--- start Supplied data ---

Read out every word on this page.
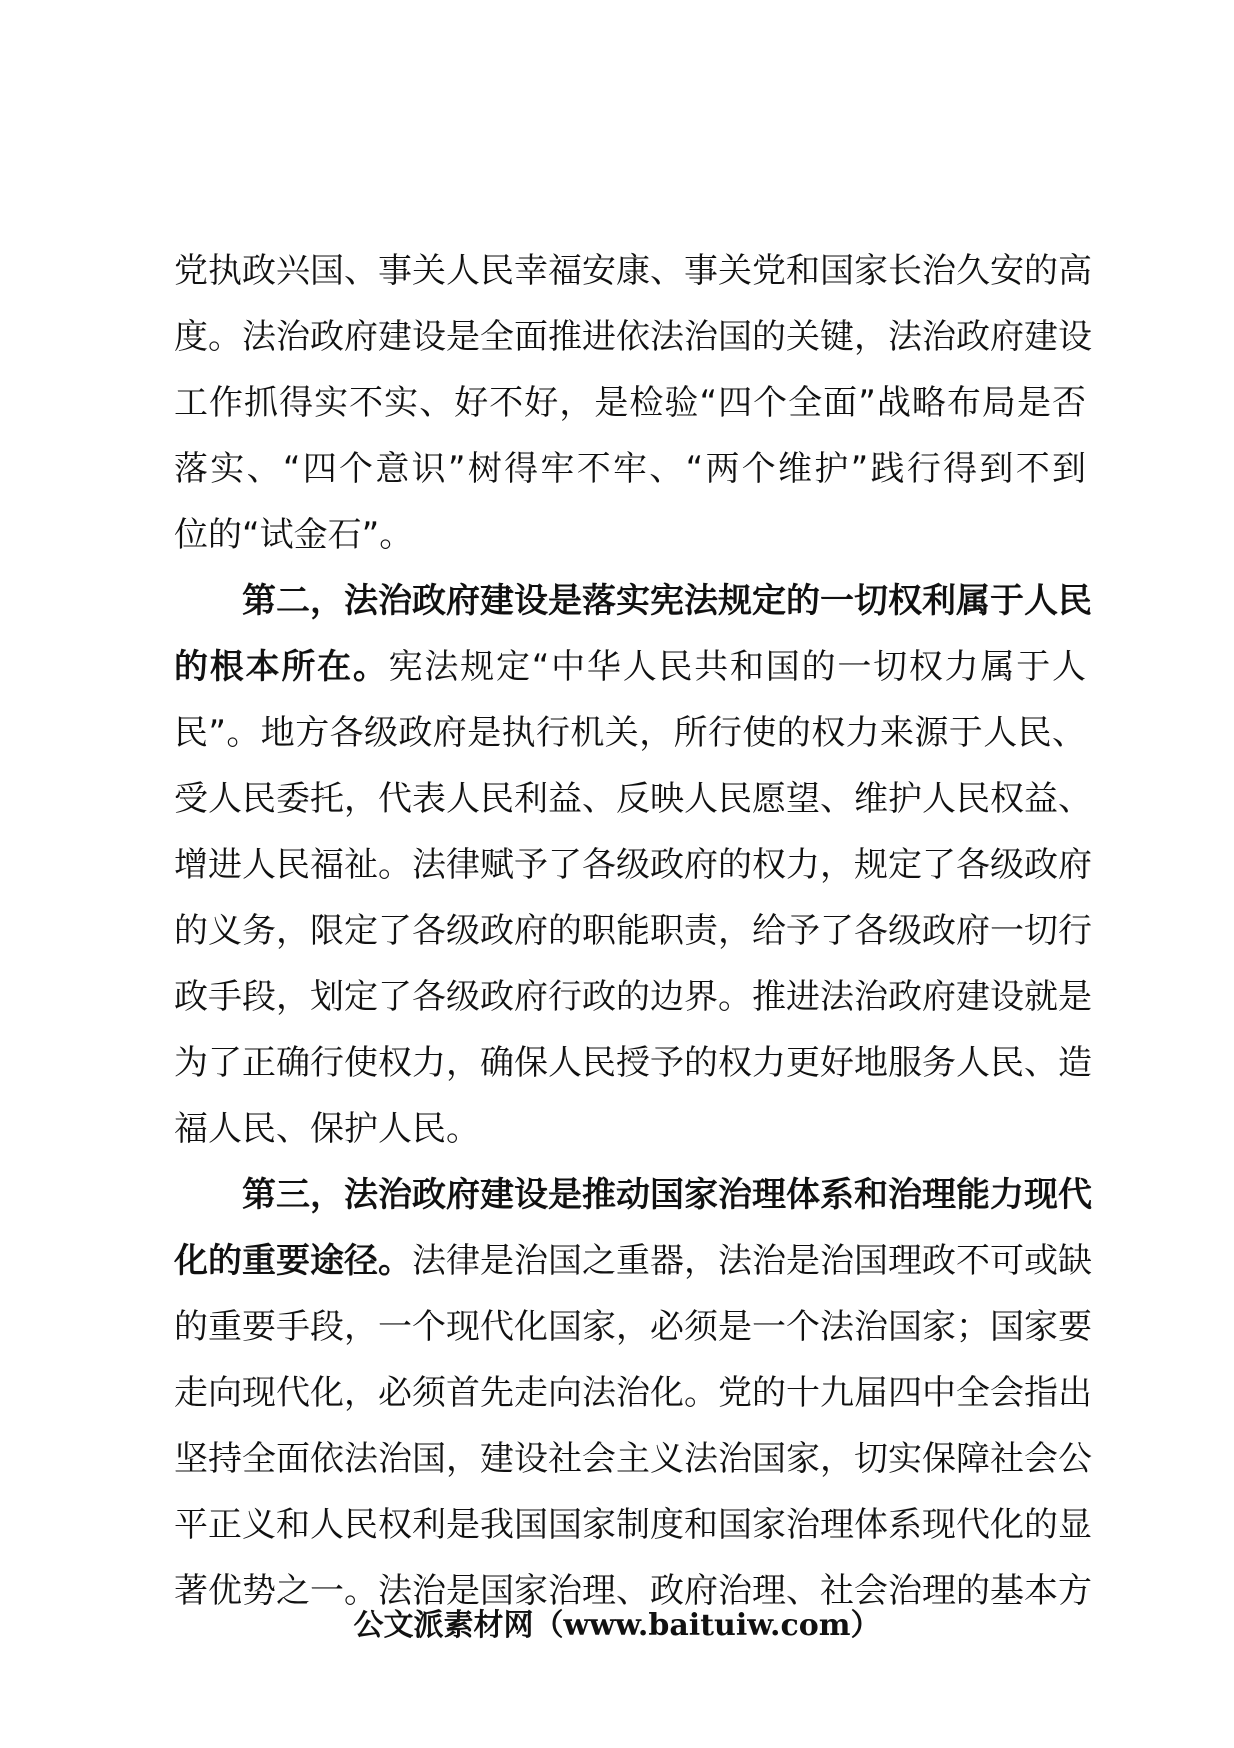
党执政兴国、事关人民幸福安康、事关党和国家长治久安的高
度。法治政府建设是全面推进依法治国的关键，法治政府建设
工作抓得实不实、好不好，是检验“四个全面”战略布局是否
落实、“四个意识”树得牢不牢、“两个维护”践行得到不到
位的“试金石”。
第二，法治政府建设是落实宪法规定的一切权利属于人民
的根本所在。宪法规定“中华人民共和国的一切权力属于人
民”。地方各级政府是执行机关，所行使的权力来源于人民、
受人民委托，代表人民利益、反映人民愿望、维护人民权益、
增进人民福祉。法律赋予了各级政府的权力，规定了各级政府
的义务，限定了各级政府的职能职责，给予了各级政府一切行
政手段，划定了各级政府行政的边界。推进法治政府建设就是
为了正确行使权力，确保人民授予的权力更好地服务人民、造
福人民、保护人民。
第三，法治政府建设是推动国家治理体系和治理能力现代
化的重要途径。法律是治国之重器，法治是治国理政不可或缺
的重要手段，一个现代化国家，必须是一个法治国家；国家要
走向现代化，必须首先走向法治化。党的十九届四中全会指出
坚持全面依法治国，建设社会主义法治国家，切实保障社会公
平正义和人民权利是我国国家制度和国家治理体系现代化的显
著优势之一。法治是国家治理、政府治理、社会治理的基本方
公文派素材网（www.baituiw.com）
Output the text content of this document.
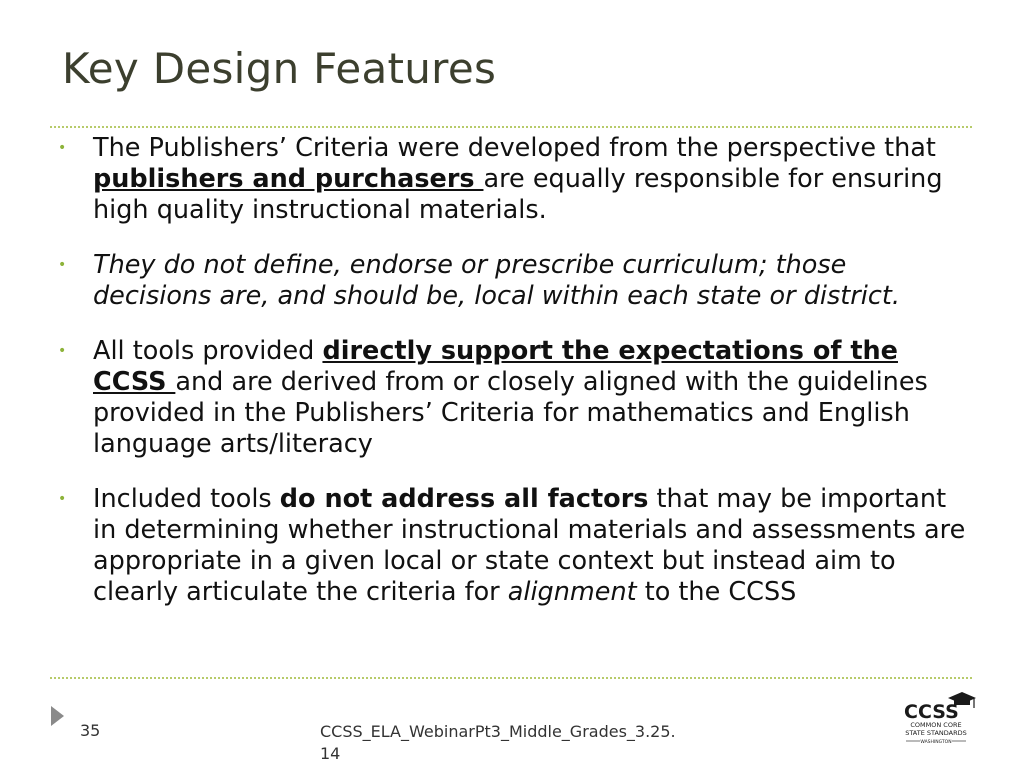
Key Design Features
• The Publishers’ Criteria were developed from the perspective that publishers and purchasers are equally responsible for ensuring high quality instructional materials.
• They do not define, endorse or prescribe curriculum; those decisions are, and should be, local within each state or district.
• All tools provided directly support the expectations of the CCSS and are derived from or closely aligned with the guidelines provided in the Publishers’ Criteria for mathematics and English language arts/literacy
• Included tools do not address all factors that may be important in determining whether instructional materials and assessments are appropriate in a given local or state context but instead aim to clearly articulate the criteria for alignment to the CCSS
35	CCSS_ELA_WebinarPt3_Middle_Grades_3.25.
14
CCSS
COMMON CORE
STATE STANDARDS
WASHINGTON
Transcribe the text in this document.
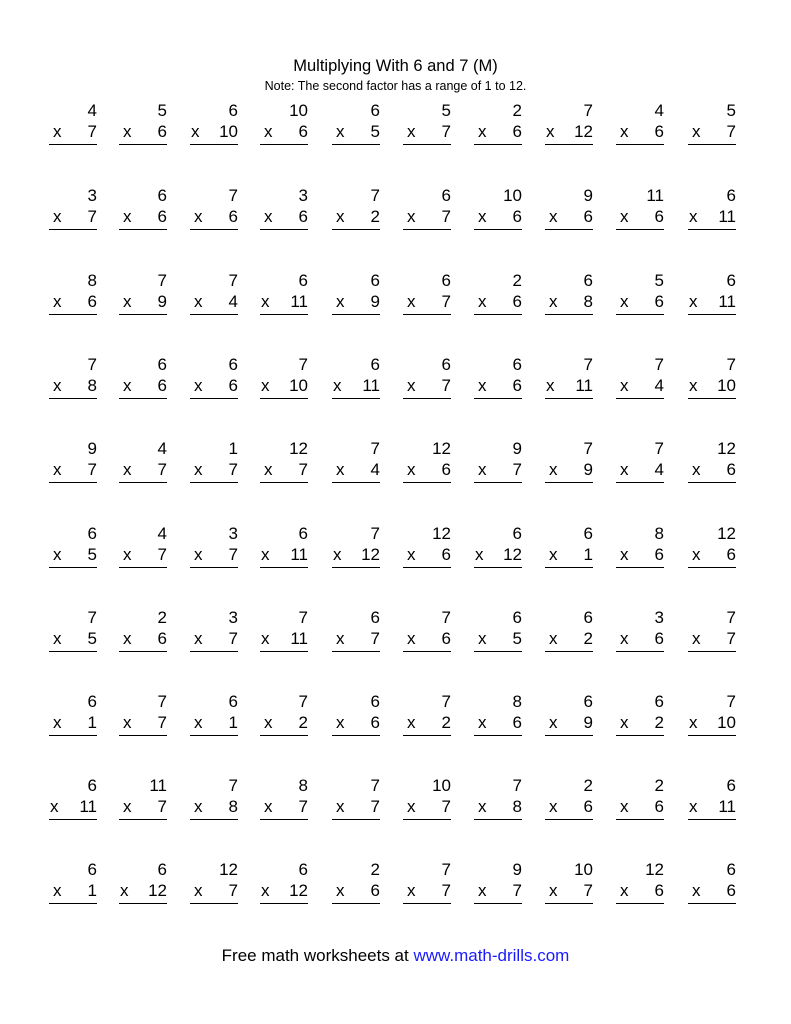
Multiplying With 6 and 7 (M)
Note: The second factor has a range of 1 to 12.
4
x 7
5
x 6
6
x 10
10
x 6
6
x 5
5
x 7
2
x 6
7
x 12
4
x 6
5
x 7
3
x 7
6
x 6
7
x 6
3
x 6
7
x 2
6
x 7
10
x 6
9
x 6
11
x 6
6
x 11
8
x 6
7
x 9
7
x 4
6
x 11
6
x 9
6
x 7
2
x 6
6
x 8
5
x 6
6
x 11
7
x 8
6
x 6
6
x 6
7
x 10
6
x 11
6
x 7
6
x 6
7
x 11
7
x 4
7
x 10
9
x 7
4
x 7
1
x 7
12
x 7
7
x 4
12
x 6
9
x 7
7
x 9
7
x 4
12
x 6
6
x 5
4
x 7
3
x 7
6
x 11
7
x 12
12
x 6
6
x 12
6
x 1
8
x 6
12
x 6
7
x 5
2
x 6
3
x 7
7
x 11
6
x 7
7
x 6
6
x 5
6
x 2
3
x 6
7
x 7
6
x 1
7
x 7
6
x 1
7
x 2
6
x 6
7
x 2
8
x 6
6
x 9
6
x 2
7
x 10
6
x 11
11
x 7
7
x 8
8
x 7
7
x 7
10
x 7
7
x 8
2
x 6
2
x 6
6
x 11
6
x 1
6
x 12
12
x 7
6
x 12
2
x 6
7
x 7
9
x 7
10
x 7
12
x 6
6
x 6
Free math worksheets at www.math-drills.com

--- end Supplied data ---

**Your instructions**
Reproduce the whole listing exactly, but not the images in it.

**Response**
Read out every word on this page.
党执政兴国、事关人民幸福安康、事关党和国家长治久安的高
度。法治政府建设是全面推进依法治国的关键，法治政府建设
工作抓得实不实、好不好，是检验“四个全面”战略布局是否
落实、“四个意识”树得牢不牢、“两个维护”践行得到不到
位的“试金石”。
第二，法治政府建设是落实宪法规定的一切权利属于人民
的根本所在。宪法规定“中华人民共和国的一切权力属于人
民”。地方各级政府是执行机关，所行使的权力来源于人民、
受人民委托，代表人民利益、反映人民愿望、维护人民权益、
增进人民福祉。法律赋予了各级政府的权力，规定了各级政府
的义务，限定了各级政府的职能职责，给予了各级政府一切行
政手段，划定了各级政府行政的边界。推进法治政府建设就是
为了正确行使权力，确保人民授予的权力更好地服务人民、造
福人民、保护人民。
第三，法治政府建设是推动国家治理体系和治理能力现代
化的重要途径。法律是治国之重器，法治是治国理政不可或缺
的重要手段，一个现代化国家，必须是一个法治国家；国家要
走向现代化，必须首先走向法治化。党的十九届四中全会指出
坚持全面依法治国，建设社会主义法治国家，切实保障社会公
平正义和人民权利是我国国家制度和国家治理体系现代化的显
著优势之一。法治是国家治理、政府治理、社会治理的基本方
公文派素材网（www.baituiw.com）
Output the text content of this document.
Key Design Features
• The Publishers’ Criteria were developed from the perspective that publishers and purchasers are equally responsible for ensuring high quality instructional materials.
• They do not define, endorse or prescribe curriculum; those decisions are, and should be, local within each state or district.
• All tools provided directly support the expectations of the CCSS and are derived from or closely aligned with the guidelines provided in the Publishers’ Criteria for mathematics and English language arts/literacy
• Included tools do not address all factors that may be important in determining whether instructional materials and assessments are appropriate in a given local or state context but instead aim to clearly articulate the criteria for alignment to the CCSS
35	CCSS_ELA_WebinarPt3_Middle_Grades_3.25.
14
CCSS
COMMON CORE
STATE STANDARDS
WASHINGTON
Transcribe the text in this document.
Multiplying With 6 and 7 (M)
Note: The second factor has a range of 1 to 12.
4
x 7
5
x 6
6
x 10
10
x 6
6
x 5
5
x 7
2
x 6
7
x 12
4
x 6
5
x 7
3
x 7
6
x 6
7
x 6
3
x 6
7
x 2
6
x 7
10
x 6
9
x 6
11
x 6
6
x 11
8
x 6
7
x 9
7
x 4
6
x 11
6
x 9
6
x 7
2
x 6
6
x 8
5
x 6
6
x 11
7
x 8
6
x 6
6
x 6
7
x 10
6
x 11
6
x 7
6
x 6
7
x 11
7
x 4
7
x 10
9
x 7
4
x 7
1
x 7
12
x 7
7
x 4
12
x 6
9
x 7
7
x 9
7
x 4
12
x 6
6
x 5
4
x 7
3
x 7
6
x 11
7
x 12
12
x 6
6
x 12
6
x 1
8
x 6
12
x 6
7
x 5
2
x 6
3
x 7
7
x 11
6
x 7
7
x 6
6
x 5
6
x 2
3
x 6
7
x 7
6
x 1
7
x 7
6
x 1
7
x 2
6
x 6
7
x 2
8
x 6
6
x 9
6
x 2
7
x 10
6
x 11
11
x 7
7
x 8
8
x 7
7
x 7
10
x 7
7
x 8
2
x 6
2
x 6
6
x 11
6
x 1
6
x 12
12
x 7
6
x 12
2
x 6
7
x 7
9
x 7
10
x 7
12
x 6
6
x 6
Free math worksheets at www.math-drills.com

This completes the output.